>>>

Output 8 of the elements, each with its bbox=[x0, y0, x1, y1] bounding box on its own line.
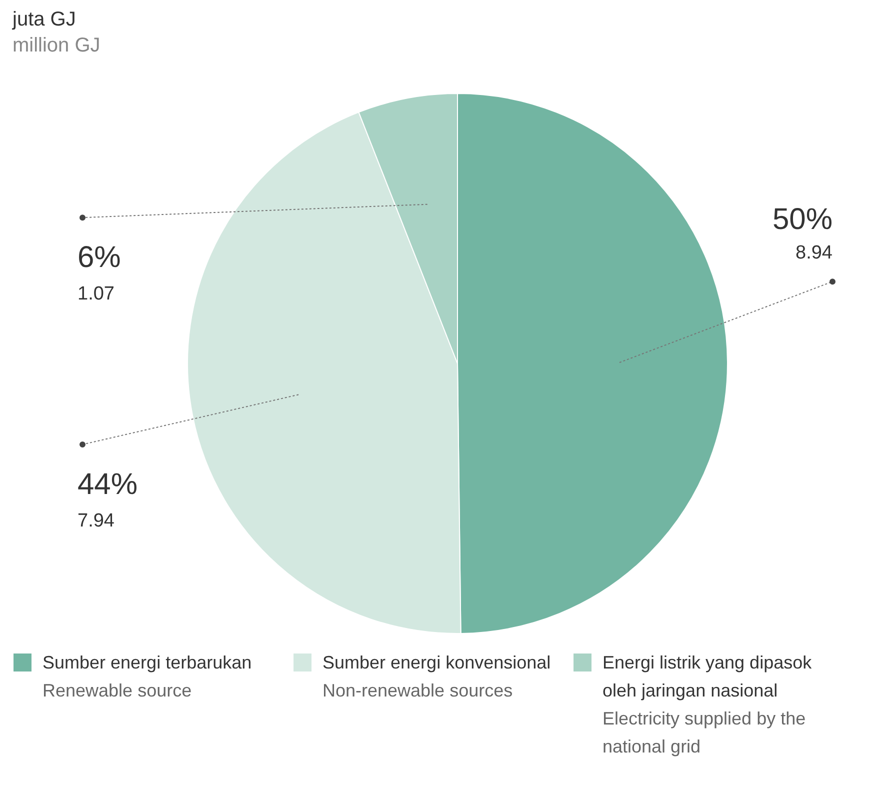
legend-label: Sumber energi konvensional Non-renewable sources bbox=[322, 652, 551, 700]
data-label: 44% 7.94 bbox=[78, 468, 138, 532]
chart-subtitle: million GJ bbox=[12, 34, 100, 56]
data-label: 6% 1.07 bbox=[78, 241, 121, 305]
data-label: 50% 8.94 bbox=[772, 203, 833, 264]
legend-label: Energi listrik yang dipasok oleh jaringan nasional Electricity supplied by the national grid bbox=[602, 652, 813, 756]
chart-title: juta GJ bbox=[12, 8, 76, 30]
legend-label: Sumber energi terbarukan Renewable source bbox=[42, 652, 252, 700]
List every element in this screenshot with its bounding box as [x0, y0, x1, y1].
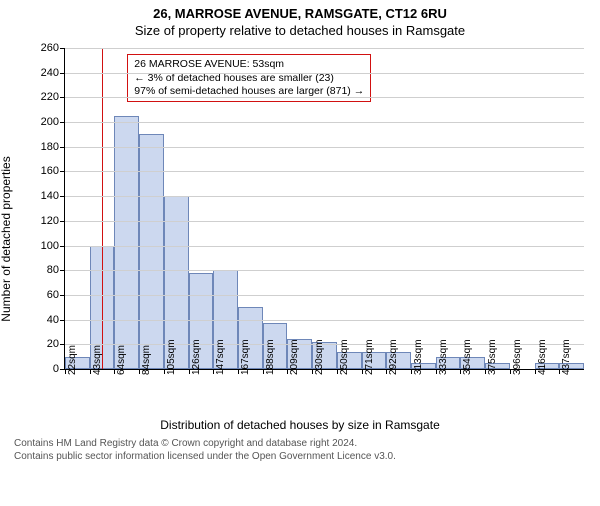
- x-tick-mark: [312, 369, 313, 374]
- y-axis-label: Number of detached properties: [0, 156, 13, 321]
- footer-line: Contains public sector information licen…: [14, 451, 586, 464]
- y-tick-mark: [60, 48, 65, 49]
- x-tick-label: 22sqm: [67, 345, 78, 375]
- annotation-line: 97% of semi-detached houses are larger (…: [134, 85, 364, 98]
- x-tick-label: 437sqm: [561, 339, 572, 375]
- y-tick-label: 60: [47, 289, 59, 301]
- bar: [114, 116, 139, 369]
- gridline: [65, 246, 584, 247]
- y-tick-mark: [60, 147, 65, 148]
- y-tick-label: 120: [41, 215, 59, 227]
- gridline: [65, 171, 584, 172]
- x-tick-label: 43sqm: [92, 345, 103, 375]
- y-tick-label: 220: [41, 91, 59, 103]
- y-tick-label: 180: [41, 141, 59, 153]
- annotation-box: 26 MARROSE AVENUE: 53sqm ← 3% of detache…: [127, 54, 371, 101]
- y-tick-label: 140: [41, 190, 59, 202]
- x-tick-label: 147sqm: [215, 339, 226, 375]
- y-tick-mark: [60, 320, 65, 321]
- gridline: [65, 221, 584, 222]
- gridline: [65, 48, 584, 49]
- y-tick-label: 0: [53, 363, 59, 375]
- x-tick-label: 354sqm: [462, 339, 473, 375]
- annotation-line: 26 MARROSE AVENUE: 53sqm: [134, 58, 364, 71]
- marker-line: [102, 48, 103, 369]
- page-subtitle: Size of property relative to detached ho…: [0, 23, 600, 38]
- gridline: [65, 97, 584, 98]
- y-tick-mark: [60, 221, 65, 222]
- y-tick-mark: [60, 246, 65, 247]
- x-tick-mark: [535, 369, 536, 374]
- footer: Contains HM Land Registry data © Crown c…: [14, 438, 586, 463]
- x-tick-label: 375sqm: [487, 339, 498, 375]
- y-tick-mark: [60, 122, 65, 123]
- y-tick-label: 260: [41, 42, 59, 54]
- y-tick-label: 80: [47, 264, 59, 276]
- gridline: [65, 147, 584, 148]
- x-tick-label: 292sqm: [388, 339, 399, 375]
- x-tick-mark: [411, 369, 412, 374]
- x-tick-label: 271sqm: [364, 339, 375, 375]
- x-tick-mark: [436, 369, 437, 374]
- footer-line: Contains HM Land Registry data © Crown c…: [14, 438, 586, 451]
- x-tick-label: 167sqm: [240, 339, 251, 375]
- page-title: 26, MARROSE AVENUE, RAMSGATE, CT12 6RU: [0, 6, 600, 21]
- plot-area: 26 MARROSE AVENUE: 53sqm ← 3% of detache…: [64, 48, 584, 370]
- x-tick-label: 188sqm: [265, 339, 276, 375]
- x-tick-label: 416sqm: [537, 339, 548, 375]
- bar: [139, 134, 164, 369]
- x-tick-label: 396sqm: [512, 339, 523, 375]
- x-tick-mark: [164, 369, 165, 374]
- gridline: [65, 295, 584, 296]
- y-tick-mark: [60, 97, 65, 98]
- x-tick-mark: [139, 369, 140, 374]
- y-tick-mark: [60, 196, 65, 197]
- y-tick-label: 20: [47, 338, 59, 350]
- x-tick-label: 64sqm: [116, 345, 127, 375]
- y-tick-mark: [60, 171, 65, 172]
- y-tick-label: 100: [41, 240, 59, 252]
- y-tick-label: 160: [41, 165, 59, 177]
- y-tick-mark: [60, 73, 65, 74]
- x-tick-mark: [263, 369, 264, 374]
- x-tick-label: 126sqm: [191, 339, 202, 375]
- x-tick-label: 84sqm: [141, 345, 152, 375]
- x-tick-mark: [189, 369, 190, 374]
- gridline: [65, 320, 584, 321]
- y-tick-label: 240: [41, 67, 59, 79]
- chart-container: Number of detached properties 26 MARROSE…: [10, 44, 590, 434]
- x-tick-mark: [362, 369, 363, 374]
- x-tick-mark: [65, 369, 66, 374]
- x-tick-label: 230sqm: [314, 339, 325, 375]
- x-axis-label: Distribution of detached houses by size …: [10, 418, 590, 432]
- y-tick-mark: [60, 295, 65, 296]
- x-tick-mark: [337, 369, 338, 374]
- y-tick-label: 200: [41, 116, 59, 128]
- x-tick-mark: [510, 369, 511, 374]
- gridline: [65, 73, 584, 74]
- gridline: [65, 196, 584, 197]
- y-tick-mark: [60, 270, 65, 271]
- y-tick-mark: [60, 344, 65, 345]
- x-tick-mark: [238, 369, 239, 374]
- x-tick-label: 105sqm: [166, 339, 177, 375]
- x-tick-mark: [485, 369, 486, 374]
- x-tick-label: 313sqm: [413, 339, 424, 375]
- y-tick-label: 40: [47, 314, 59, 326]
- gridline: [65, 122, 584, 123]
- x-tick-mark: [90, 369, 91, 374]
- x-tick-label: 250sqm: [339, 339, 350, 375]
- x-tick-label: 333sqm: [438, 339, 449, 375]
- x-tick-label: 209sqm: [289, 339, 300, 375]
- gridline: [65, 270, 584, 271]
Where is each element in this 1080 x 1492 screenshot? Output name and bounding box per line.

<<<

→ EXERCISE BRIEF
Write out every line of the material above as a numbered list, omitting blank lines and the pictures.

→ FINISHED TASK
1. Output 8 of the elements, each with its bbox=[x0, y0, x1, y1] bounding box on its own line.
2. legend-label: Sumber energi konvensional Non-renewable sources bbox=[322, 652, 551, 700]
3. data-label: 44% 7.94 bbox=[78, 468, 138, 532]
4. chart-subtitle: million GJ bbox=[12, 34, 100, 56]
5. data-label: 6% 1.07 bbox=[78, 241, 121, 305]
6. data-label: 50% 8.94 bbox=[772, 203, 833, 264]
7. legend-label: Energi listrik yang dipasok oleh jaringan nasional Electricity supplied by the national grid bbox=[602, 652, 813, 756]
8. chart-title: juta GJ bbox=[12, 8, 76, 30]
9. legend-label: Sumber energi terbarukan Renewable source bbox=[42, 652, 252, 700]
10. List every element in this screenshot with its bounding box as [x0, y0, x1, y1].
11. - x-tick-mark: [312, 369, 313, 374]
12. - y-axis-label: Number of detached properties: [0, 156, 13, 321]
13. - footer-line: Contains public sector information licen…: [14, 451, 586, 464]
14. - y-tick-mark: [60, 48, 65, 49]
15. - x-tick-label: 22sqm: [67, 345, 78, 375]
16. - annotation-line: 97% of semi-detached houses are larger (…: [134, 85, 364, 98]
17. - x-tick-label: 437sqm: [561, 339, 572, 375]
18. - y-tick-label: 60: [47, 289, 59, 301]
19. - bar: [114, 116, 139, 369]
20. - gridline: [65, 246, 584, 247]
21. - y-tick-mark: [60, 147, 65, 148]
22. - y-tick-label: 120: [41, 215, 59, 227]
23. - gridline: [65, 171, 584, 172]
24. - x-tick-label: 43sqm: [92, 345, 103, 375]
25. - y-tick-label: 220: [41, 91, 59, 103]
26. - y-tick-label: 180: [41, 141, 59, 153]
27. - annotation-box: 26 MARROSE AVENUE: 53sqm ← 3% of detache…: [127, 54, 371, 101]
28. - y-tick-label: 140: [41, 190, 59, 202]
29. - x-tick-label: 147sqm: [215, 339, 226, 375]
30. - y-tick-mark: [60, 320, 65, 321]
31. - gridline: [65, 221, 584, 222]
32. - gridline: [65, 48, 584, 49]
33. - y-tick-label: 0: [53, 363, 59, 375]
34. - x-tick-label: 354sqm: [462, 339, 473, 375]
35. - annotation-line: 26 MARROSE AVENUE: 53sqm: [134, 58, 364, 71]
36. - marker-line: [102, 48, 103, 369]
37. - page-subtitle: Size of property relative to detached ho…: [0, 23, 600, 38]
38. - gridline: [65, 97, 584, 98]
39. - y-tick-mark: [60, 221, 65, 222]
40. - y-tick-mark: [60, 246, 65, 247]
41. - x-tick-mark: [535, 369, 536, 374]
42. - footer: Contains HM Land Registry data © Crown c…: [14, 438, 586, 463]
43. - x-tick-label: 375sqm: [487, 339, 498, 375]
44. - y-tick-mark: [60, 122, 65, 123]
45. - y-tick-label: 260: [41, 42, 59, 54]
46. - y-tick-label: 80: [47, 264, 59, 276]
47. - gridline: [65, 147, 584, 148]
48. - x-tick-label: 292sqm: [388, 339, 399, 375]
49. - x-tick-mark: [411, 369, 412, 374]
50. - x-tick-label: 271sqm: [364, 339, 375, 375]
51. - x-tick-mark: [436, 369, 437, 374]
52. - footer-line: Contains HM Land Registry data © Crown c…: [14, 438, 586, 451]
53. - x-tick-label: 167sqm: [240, 339, 251, 375]
54. - page-title: 26, MARROSE AVENUE, RAMSGATE, CT12 6RU: [0, 6, 600, 21]
55. - plot-area: 26 MARROSE AVENUE: 53sqm ← 3% of detache…: [64, 48, 584, 370]
56. - x-tick-label: 188sqm: [265, 339, 276, 375]
57. - x-tick-label: 416sqm: [537, 339, 548, 375]
58. - bar: [139, 134, 164, 369]
59. - x-tick-label: 396sqm: [512, 339, 523, 375]
60. - x-tick-mark: [164, 369, 165, 374]
61. - gridline: [65, 295, 584, 296]
62. - y-tick-mark: [60, 97, 65, 98]
63. - x-tick-mark: [139, 369, 140, 374]
64. - y-tick-mark: [60, 196, 65, 197]
65. - y-tick-label: 20: [47, 338, 59, 350]
66. - x-tick-label: 64sqm: [116, 345, 127, 375]
67. - y-tick-mark: [60, 171, 65, 172]
68. - y-tick-label: 100: [41, 240, 59, 252]
69. - y-tick-label: 160: [41, 165, 59, 177]
70. - y-tick-mark: [60, 73, 65, 74]
71. - x-tick-mark: [263, 369, 264, 374]
72. - x-tick-label: 126sqm: [191, 339, 202, 375]
73. - x-tick-label: 84sqm: [141, 345, 152, 375]
74. - x-tick-mark: [189, 369, 190, 374]
75. - gridline: [65, 320, 584, 321]
76. - y-tick-label: 240: [41, 67, 59, 79]
77. - chart-container: Number of detached properties 26 MARROSE…: [10, 44, 590, 434]
78. - x-tick-mark: [362, 369, 363, 374]
79. - x-tick-mark: [65, 369, 66, 374]
80. - x-tick-label: 230sqm: [314, 339, 325, 375]
81. - x-axis-label: Distribution of detached houses by size …: [10, 418, 590, 432]
82. - y-tick-mark: [60, 295, 65, 296]
83. - x-tick-mark: [337, 369, 338, 374]
84. - y-tick-label: 200: [41, 116, 59, 128]
85. - x-tick-mark: [510, 369, 511, 374]
86. - gridline: [65, 73, 584, 74]
87. - gridline: [65, 196, 584, 197]
88. - y-tick-mark: [60, 270, 65, 271]
89. - y-tick-mark: [60, 344, 65, 345]
90. - x-tick-mark: [238, 369, 239, 374]
91. - x-tick-label: 105sqm: [166, 339, 177, 375]
92. - x-tick-mark: [485, 369, 486, 374]
93. - x-tick-label: 313sqm: [413, 339, 424, 375]
94. - y-tick-label: 40: [47, 314, 59, 326]
95. - gridline: [65, 122, 584, 123]
96. - x-tick-mark: [90, 369, 91, 374]
97. - x-tick-label: 250sqm: [339, 339, 350, 375]
98. - x-tick-label: 333sqm: [438, 339, 449, 375]
99. - x-tick-label: 209sqm: [289, 339, 300, 375]
100. - gridline: [65, 270, 584, 271]
101. Where is each element in this 1080 x 1492 screenshot? Output name and bounding box per line.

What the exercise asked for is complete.